▶ [GOAL] Do not copy the pictures; transcribe all other material exactly.

++++++++++

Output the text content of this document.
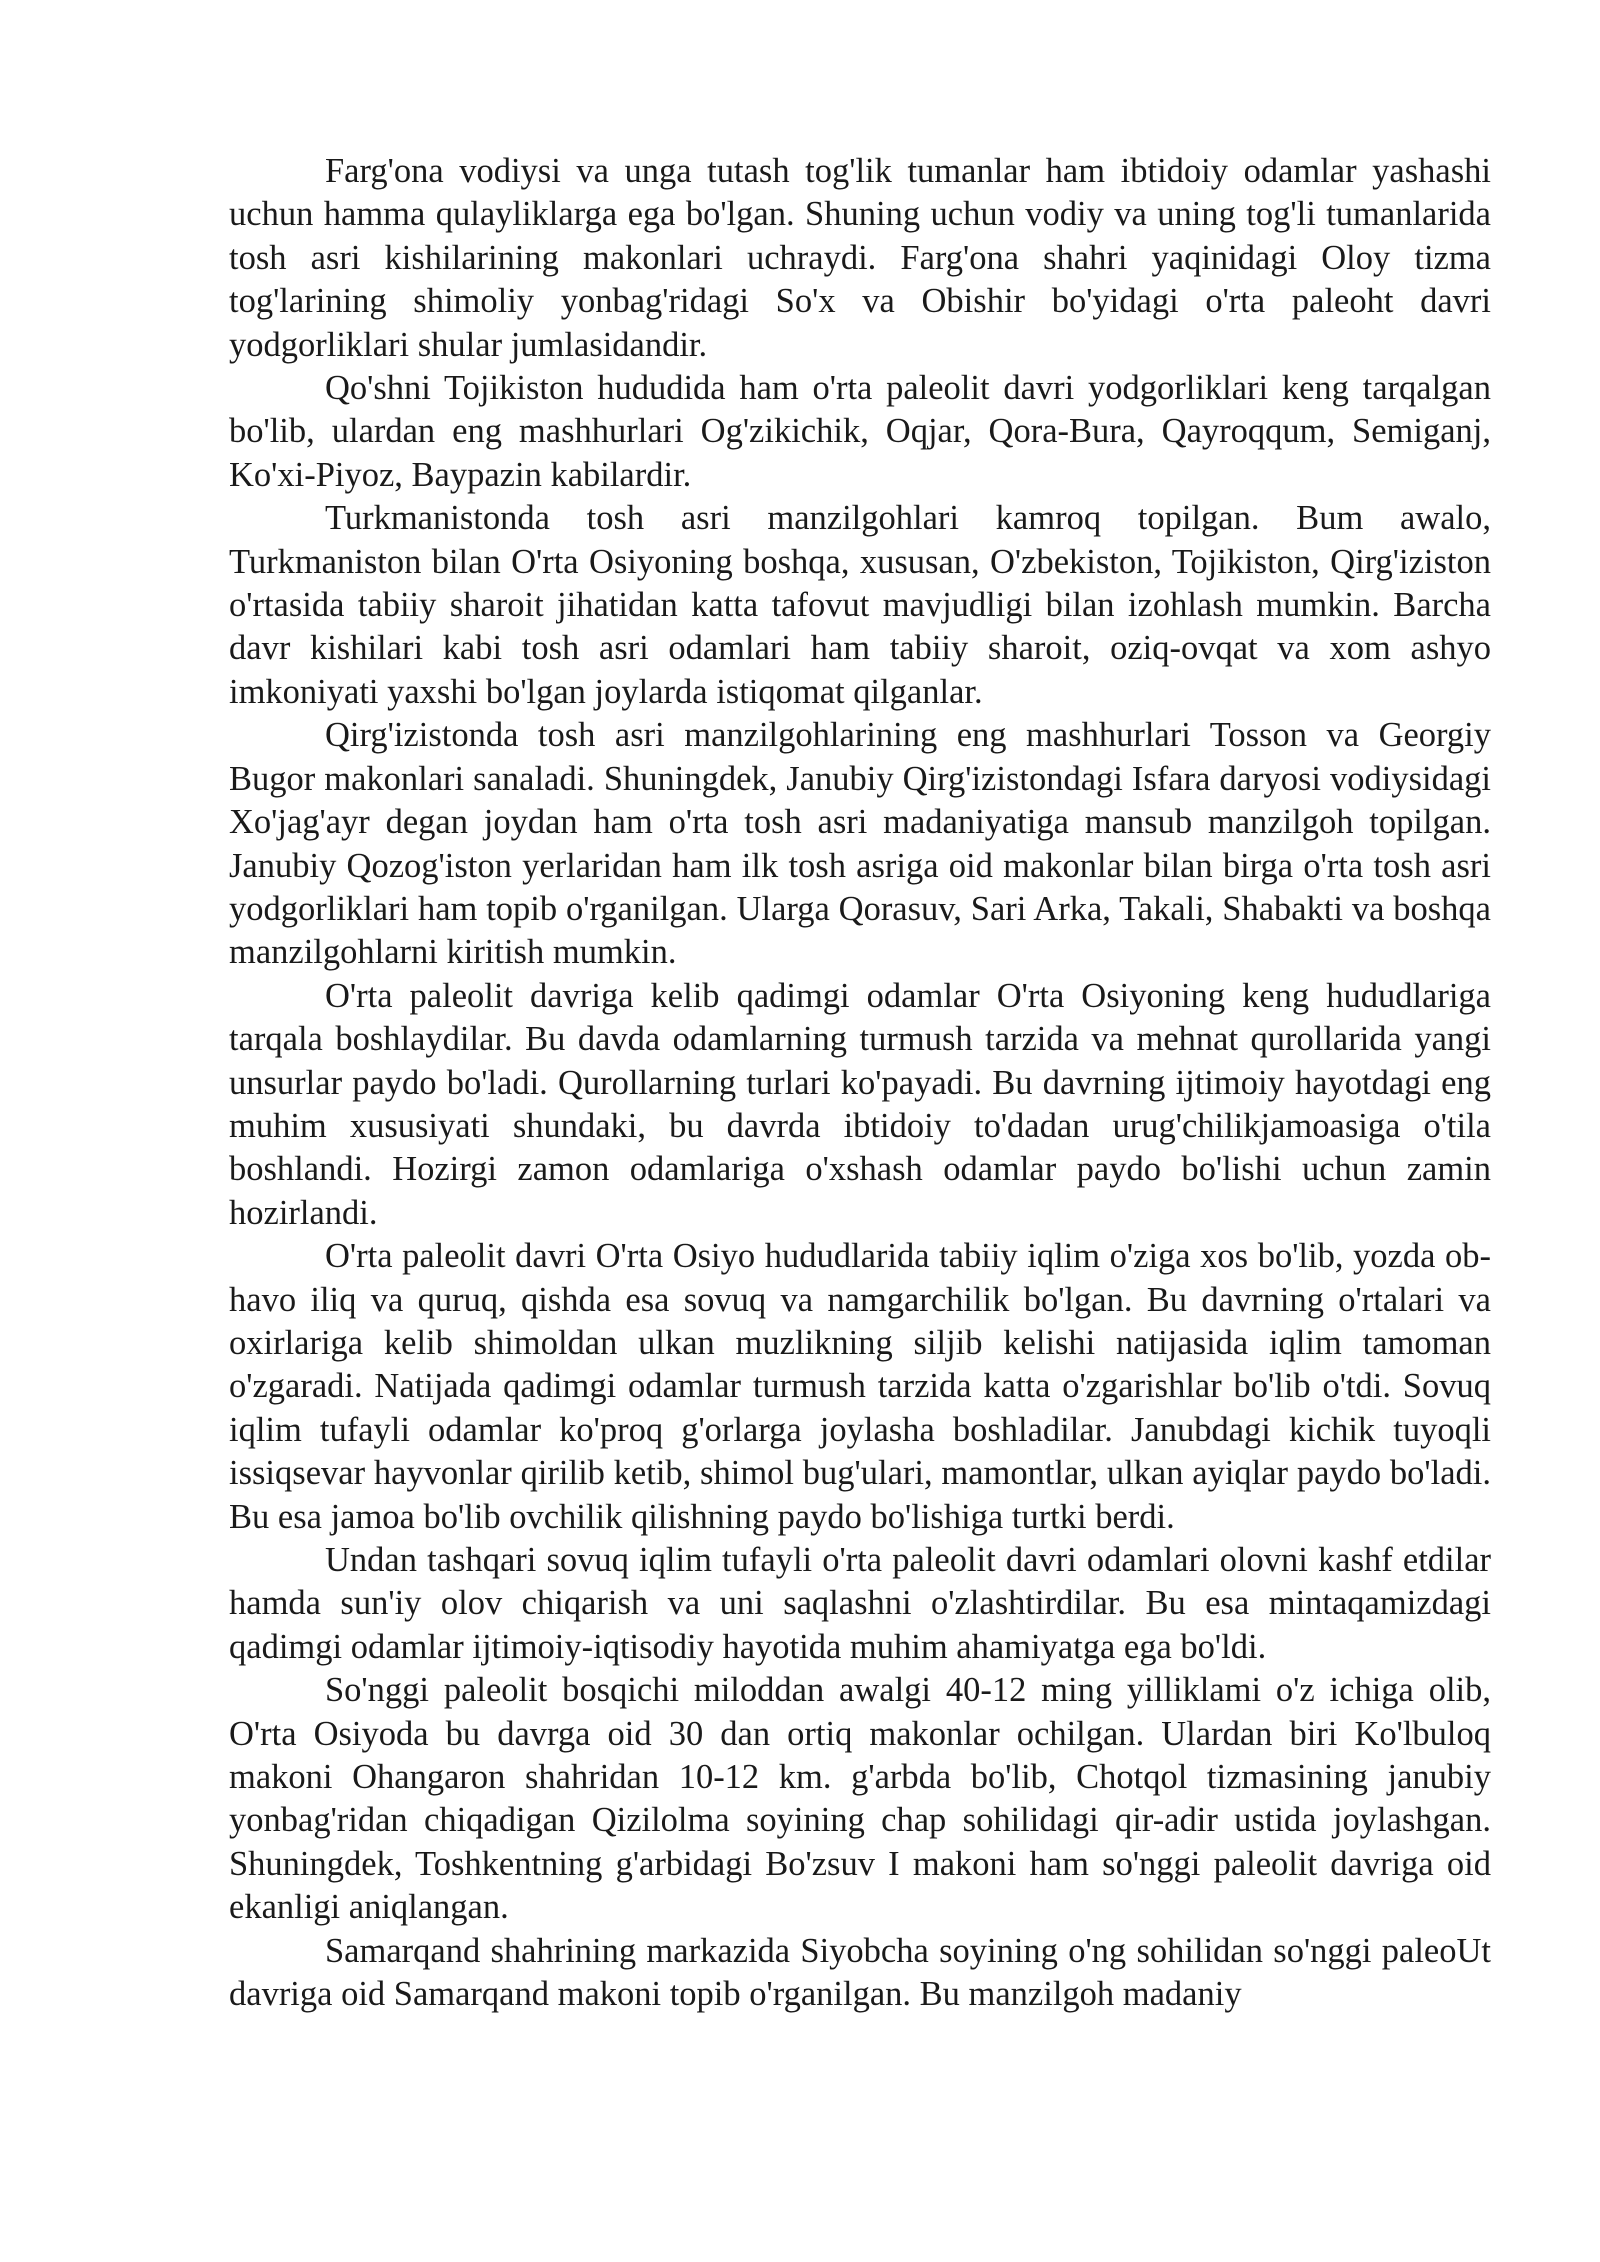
Farg'ona vodiysi va unga tutash tog'lik tumanlar ham ibtidoiy odamlar yashashi uchun hamma qulayliklarga ega bo'lgan. Shuning uchun vodiy va uning tog'li tumanlarida tosh asri kishilarining makonlari uchraydi. Farg'ona shahri yaqinidagi Oloy tizma tog'larining shimoliy yonbag'ridagi So'x va Obishir bo'yidagi o'rta paleoht davri yodgorliklari shular jumlasidandir.

Qo'shni Tojikiston hududida ham o'rta paleolit davri yodgorliklari keng tarqalgan bo'lib, ulardan eng mashhurlari Og'zikichik, Oqjar, Qora-Bura, Qayroqqum, Semiganj, Ko'xi-Piyoz, Baypazin kabilardir.

Turkmanistonda tosh asri manzilgohlari kamroq topilgan. Bum awalo, Turkmaniston bilan O'rta Osiyoning boshqa, xususan, O'zbekiston, Tojikiston, Qirg'iziston o'rtasida tabiiy sharoit jihatidan katta tafovut mavjudligi bilan izohlash mumkin. Barcha davr kishilari kabi tosh asri odamlari ham tabiiy sharoit, oziq-ovqat va xom ashyo imkoniyati yaxshi bo'lgan joylarda istiqomat qilganlar.

Qirg'izistonda tosh asri manzilgohlarining eng mashhurlari Tosson va Georgiy Bugor makonlari sanaladi. Shuningdek, Janubiy Qirg'izistondagi Isfara daryosi vodiysidagi Xo'jag'ayr degan joydan ham o'rta tosh asri madaniyatiga mansub manzilgoh topilgan. Janubiy Qozog'iston yerlaridan ham ilk tosh asriga oid makonlar bilan birga o'rta tosh asri yodgorliklari ham topib o'rganilgan. Ularga Qorasuv, Sari Arka, Takali, Shabakti va boshqa manzilgohlarni kiritish mumkin.

O'rta paleolit davriga kelib qadimgi odamlar O'rta Osiyoning keng hududlariga tarqala boshlaydilar. Bu davda odamlarning turmush tarzida va mehnat qurollarida yangi unsurlar paydo bo'ladi. Qurollarning turlari ko'payadi. Bu davrning ijtimoiy hayotdagi eng muhim xususiyati shundaki, bu davrda ibtidoiy to'dadan urug'chilikjamoasiga o'tila boshlandi. Hozirgi zamon odamlariga o'xshash odamlar paydo bo'lishi uchun zamin hozirlandi.

O'rta paleolit davri O'rta Osiyo hududlarida tabiiy iqlim o'ziga xos bo'lib, yozda ob-havo iliq va quruq, qishda esa sovuq va namgarchilik bo'lgan. Bu davrning o'rtalari va oxirlariga kelib shimoldan ulkan muzlikning siljib kelishi natijasida iqlim tamoman o'zgaradi. Natijada qadimgi odamlar turmush tarzida katta o'zgarishlar bo'lib o'tdi. Sovuq iqlim tufayli odamlar ko'proq g'orlarga joylasha boshladilar. Janubdagi kichik tuyoqli issiqsevar hayvonlar qirilib ketib, shimol bug'ulari, mamontlar, ulkan ayiqlar paydo bo'ladi. Bu esa jamoa bo'lib ovchilik qilishning paydo bo'lishiga turtki berdi.

Undan tashqari sovuq iqlim tufayli o'rta paleolit davri odamlari olovni kashf etdilar hamda sun'iy olov chiqarish va uni saqlashni o'zlashtirdilar. Bu esa mintaqamizdagi qadimgi odamlar ijtimoiy-iqtisodiy hayotida muhim ahamiyatga ega bo'ldi.

So'nggi paleolit bosqichi miloddan awalgi 40-12 ming yilliklami o'z ichiga olib, O'rta Osiyoda bu davrga oid 30 dan ortiq makonlar ochilgan. Ulardan biri Ko'lbuloq makoni Ohangaron shahridan 10-12 km. g'arbda bo'lib, Chotqol tizmasining janubiy yonbag'ridan chiqadigan Qizilolma soyining chap sohilidagi qir-adir ustida joylashgan. Shuningdek, Toshkentning g'arbidagi Bo'zsuv I makoni ham so'nggi paleolit davriga oid ekanligi aniqlangan.

Samarqand shahrining markazida Siyobcha soyining o'ng sohilidan so'nggi paleoUt davriga oid Samarqand makoni topib o'rganilgan. Bu manzilgoh madaniy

++++++++++

▶ [COMPLETE RESPONSE]
Output the text content of this document.
Farg'ona vodiysi va unga tutash tog'lik tumanlar ham ibtidoiy odamlar yashashi uchun hamma qulayliklarga ega bo'lgan. Shuning uchun vodiy va uning tog'li tumanlarida tosh asri kishilarining makonlari uchraydi. Farg'ona shahri yaqinidagi Oloy tizma tog'larining shimoliy yonbag'ridagi So'x va Obishir bo'yidagi o'rta paleoht davri yodgorliklari shular jumlasidandir.

Qo'shni Tojikiston hududida ham o'rta paleolit davri yodgorliklari keng tarqalgan bo'lib, ulardan eng mashhurlari Og'zikichik, Oqjar, Qora-Bura, Qayroqqum, Semiganj, Ko'xi-Piyoz, Baypazin kabilardir.

Turkmanistonda tosh asri manzilgohlari kamroq topilgan. Bum awalo, Turkmaniston bilan O'rta Osiyoning boshqa, xususan, O'zbekiston, Tojikiston, Qirg'iziston o'rtasida tabiiy sharoit jihatidan katta tafovut mavjudligi bilan izohlash mumkin. Barcha davr kishilari kabi tosh asri odamlari ham tabiiy sharoit, oziq-ovqat va xom ashyo imkoniyati yaxshi bo'lgan joylarda istiqomat qilganlar.

Qirg'izistonda tosh asri manzilgohlarining eng mashhurlari Tosson va Georgiy Bugor makonlari sanaladi. Shuningdek, Janubiy Qirg'izistondagi Isfara daryosi vodiysidagi Xo'jag'ayr degan joydan ham o'rta tosh asri madaniyatiga mansub manzilgoh topilgan. Janubiy Qozog'iston yerlaridan ham ilk tosh asriga oid makonlar bilan birga o'rta tosh asri yodgorliklari ham topib o'rganilgan. Ularga Qorasuv, Sari Arka, Takali, Shabakti va boshqa manzilgohlarni kiritish mumkin.

O'rta paleolit davriga kelib qadimgi odamlar O'rta Osiyoning keng hududlariga tarqala boshlaydilar. Bu davda odamlarning turmush tarzida va mehnat qurollarida yangi unsurlar paydo bo'ladi. Qurollarning turlari ko'payadi. Bu davrning ijtimoiy hayotdagi eng muhim xususiyati shundaki, bu davrda ibtidoiy to'dadan urug'chilikjamoasiga o'tila boshlandi. Hozirgi zamon odamlariga o'xshash odamlar paydo bo'lishi uchun zamin hozirlandi.

O'rta paleolit davri O'rta Osiyo hududlarida tabiiy iqlim o'ziga xos bo'lib, yozda ob-havo iliq va quruq, qishda esa sovuq va namgarchilik bo'lgan. Bu davrning o'rtalari va oxirlariga kelib shimoldan ulkan muzlikning siljib kelishi natijasida iqlim tamoman o'zgaradi. Natijada qadimgi odamlar turmush tarzida katta o'zgarishlar bo'lib o'tdi. Sovuq iqlim tufayli odamlar ko'proq g'orlarga joylasha boshladilar. Janubdagi kichik tuyoqli issiqsevar hayvonlar qirilib ketib, shimol bug'ulari, mamontlar, ulkan ayiqlar paydo bo'ladi. Bu esa jamoa bo'lib ovchilik qilishning paydo bo'lishiga turtki berdi.

Undan tashqari sovuq iqlim tufayli o'rta paleolit davri odamlari olovni kashf etdilar hamda sun'iy olov chiqarish va uni saqlashni o'zlashtirdilar. Bu esa mintaqamizdagi qadimgi odamlar ijtimoiy-iqtisodiy hayotida muhim ahamiyatga ega bo'ldi.

So'nggi paleolit bosqichi miloddan awalgi 40-12 ming yilliklami o'z ichiga olib, O'rta Osiyoda bu davrga oid 30 dan ortiq makonlar ochilgan. Ulardan biri Ko'lbuloq makoni Ohangaron shahridan 10-12 km. g'arbda bo'lib, Chotqol tizmasining janubiy yonbag'ridan chiqadigan Qizilolma soyining chap sohilidagi qir-adir ustida joylashgan. Shuningdek, Toshkentning g'arbidagi Bo'zsuv I makoni ham so'nggi paleolit davriga oid ekanligi aniqlangan.

Samarqand shahrining markazida Siyobcha soyining o'ng sohilidan so'nggi paleoUt davriga oid Samarqand makoni topib o'rganilgan. Bu manzilgoh madaniy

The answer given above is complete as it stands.